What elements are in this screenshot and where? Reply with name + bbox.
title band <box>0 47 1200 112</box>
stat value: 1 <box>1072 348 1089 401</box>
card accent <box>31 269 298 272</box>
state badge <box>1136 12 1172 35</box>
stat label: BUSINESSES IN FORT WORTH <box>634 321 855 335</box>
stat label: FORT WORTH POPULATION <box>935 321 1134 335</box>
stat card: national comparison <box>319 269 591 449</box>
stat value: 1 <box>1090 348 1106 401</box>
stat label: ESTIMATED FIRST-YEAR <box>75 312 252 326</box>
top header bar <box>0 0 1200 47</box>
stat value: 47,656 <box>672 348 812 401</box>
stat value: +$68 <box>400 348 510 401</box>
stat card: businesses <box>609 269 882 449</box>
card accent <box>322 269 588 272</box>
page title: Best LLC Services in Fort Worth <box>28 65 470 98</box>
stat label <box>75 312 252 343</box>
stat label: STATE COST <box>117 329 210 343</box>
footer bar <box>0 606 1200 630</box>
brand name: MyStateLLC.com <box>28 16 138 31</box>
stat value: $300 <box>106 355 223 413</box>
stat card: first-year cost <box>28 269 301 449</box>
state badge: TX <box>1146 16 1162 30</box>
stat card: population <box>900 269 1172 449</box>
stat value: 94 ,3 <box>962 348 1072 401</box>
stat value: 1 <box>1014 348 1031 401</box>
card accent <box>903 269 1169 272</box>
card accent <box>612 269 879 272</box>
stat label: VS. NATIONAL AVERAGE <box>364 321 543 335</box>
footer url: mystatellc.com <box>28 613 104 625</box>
= = = = =
> [REQUIREMENTS]: Can you write out the rows above again, swapping each "card accent" for "accent stripe" and changing nothing else?

> [WRITTEN ANSWER]:
What elements are in this screenshot and where? Reply with name + bbox.
title band <box>0 47 1200 112</box>
stat value: 1 <box>1072 348 1089 401</box>
accent stripe <box>31 269 298 272</box>
state badge <box>1136 12 1172 35</box>
stat label: BUSINESSES IN FORT WORTH <box>634 321 855 335</box>
stat label: FORT WORTH POPULATION <box>935 321 1134 335</box>
stat card: national comparison <box>319 269 591 449</box>
stat value: 1 <box>1090 348 1106 401</box>
stat label: ESTIMATED FIRST-YEAR <box>75 312 252 326</box>
top header bar <box>0 0 1200 47</box>
stat value: 47,656 <box>672 348 812 401</box>
stat value: +$68 <box>400 348 510 401</box>
stat card: businesses <box>609 269 882 449</box>
accent stripe <box>322 269 588 272</box>
page title: Best LLC Services in Fort Worth <box>28 65 470 98</box>
stat label <box>75 312 252 343</box>
stat label: STATE COST <box>117 329 210 343</box>
footer bar <box>0 606 1200 630</box>
brand name: MyStateLLC.com <box>28 16 138 31</box>
stat value: $300 <box>106 355 223 413</box>
stat card: first-year cost <box>28 269 301 449</box>
state badge: TX <box>1146 16 1162 30</box>
stat card: population <box>900 269 1172 449</box>
stat value: 94 ,3 <box>962 348 1072 401</box>
stat value: 1 <box>1014 348 1031 401</box>
accent stripe <box>903 269 1169 272</box>
accent stripe <box>612 269 879 272</box>
stat label: VS. NATIONAL AVERAGE <box>364 321 543 335</box>
footer url: mystatellc.com <box>28 613 104 625</box>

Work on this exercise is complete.